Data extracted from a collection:
— BEGIN —
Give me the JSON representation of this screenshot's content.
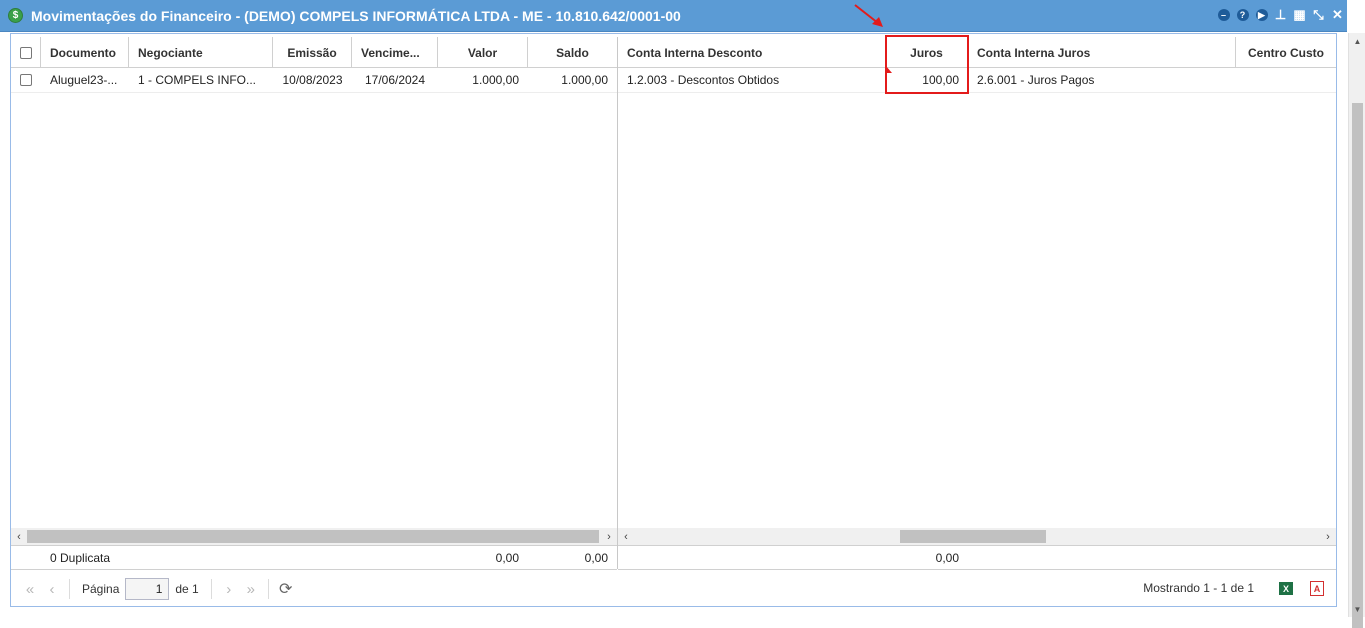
{
  "window": {
    "title": "Movimentações do Financeiro - (DEMO) COMPELS INFORMÁTICA LTDA - ME - 10.810.642/0001-00",
    "app_icon_glyph": "$",
    "tools": [
      "minimize-icon",
      "help-icon",
      "play-icon",
      "stamp-icon",
      "calendar-icon",
      "collapse-icon",
      "close-icon"
    ]
  },
  "grid": {
    "left_columns": [
      "Documento",
      "Negociante",
      "Emissão",
      "Vencime...",
      "Valor",
      "Saldo"
    ],
    "right_columns": [
      "Conta Interna Desconto",
      "Juros",
      "Conta Interna Juros",
      "Centro Custo"
    ],
    "rows": [
      {
        "documento": "Aluguel23-...",
        "negociante": "1 - COMPELS INFO...",
        "emissao": "10/08/2023",
        "vencimento": "17/06/2024",
        "valor": "1.000,00",
        "saldo": "1.000,00",
        "conta_desconto": "1.2.003 - Descontos Obtidos",
        "juros": "100,00",
        "conta_juros": "2.6.001 - Juros Pagos",
        "centro_custo": ""
      }
    ],
    "summary": {
      "label": "0 Duplicata",
      "valor": "0,00",
      "saldo": "0,00",
      "juros": "0,00"
    }
  },
  "pager": {
    "page_label": "Página",
    "page_value": "1",
    "of_label": "de 1",
    "showing": "Mostrando 1 - 1 de 1",
    "excel_glyph": "X",
    "pdf_glyph": "A"
  },
  "colors": {
    "titlebar": "#5b9bd5",
    "highlight": "#e31b1b"
  }
}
— END —
WHAT IS BEING ASKED -
Each entry above should be reproduced exactly, with the pictures removed.

CORRECT RESPONSE -
Give me the JSON representation of this screenshot's content.
{
  "window": {
    "title": "Movimentações do Financeiro - (DEMO) COMPELS INFORMÁTICA LTDA - ME - 10.810.642/0001-00",
    "app_icon_glyph": "$",
    "tools": [
      "minimize-icon",
      "help-icon",
      "play-icon",
      "stamp-icon",
      "calendar-icon",
      "collapse-icon",
      "close-icon"
    ]
  },
  "grid": {
    "left_columns": [
      "Documento",
      "Negociante",
      "Emissão",
      "Vencime...",
      "Valor",
      "Saldo"
    ],
    "right_columns": [
      "Conta Interna Desconto",
      "Juros",
      "Conta Interna Juros",
      "Centro Custo"
    ],
    "rows": [
      {
        "documento": "Aluguel23-...",
        "negociante": "1 - COMPELS INFO...",
        "emissao": "10/08/2023",
        "vencimento": "17/06/2024",
        "valor": "1.000,00",
        "saldo": "1.000,00",
        "conta_desconto": "1.2.003 - Descontos Obtidos",
        "juros": "100,00",
        "conta_juros": "2.6.001 - Juros Pagos",
        "centro_custo": ""
      }
    ],
    "summary": {
      "label": "0 Duplicata",
      "valor": "0,00",
      "saldo": "0,00",
      "juros": "0,00"
    }
  },
  "pager": {
    "page_label": "Página",
    "page_value": "1",
    "of_label": "de 1",
    "showing": "Mostrando 1 - 1 de 1",
    "excel_glyph": "X",
    "pdf_glyph": "A"
  },
  "colors": {
    "titlebar": "#5b9bd5",
    "highlight": "#e31b1b"
  }
}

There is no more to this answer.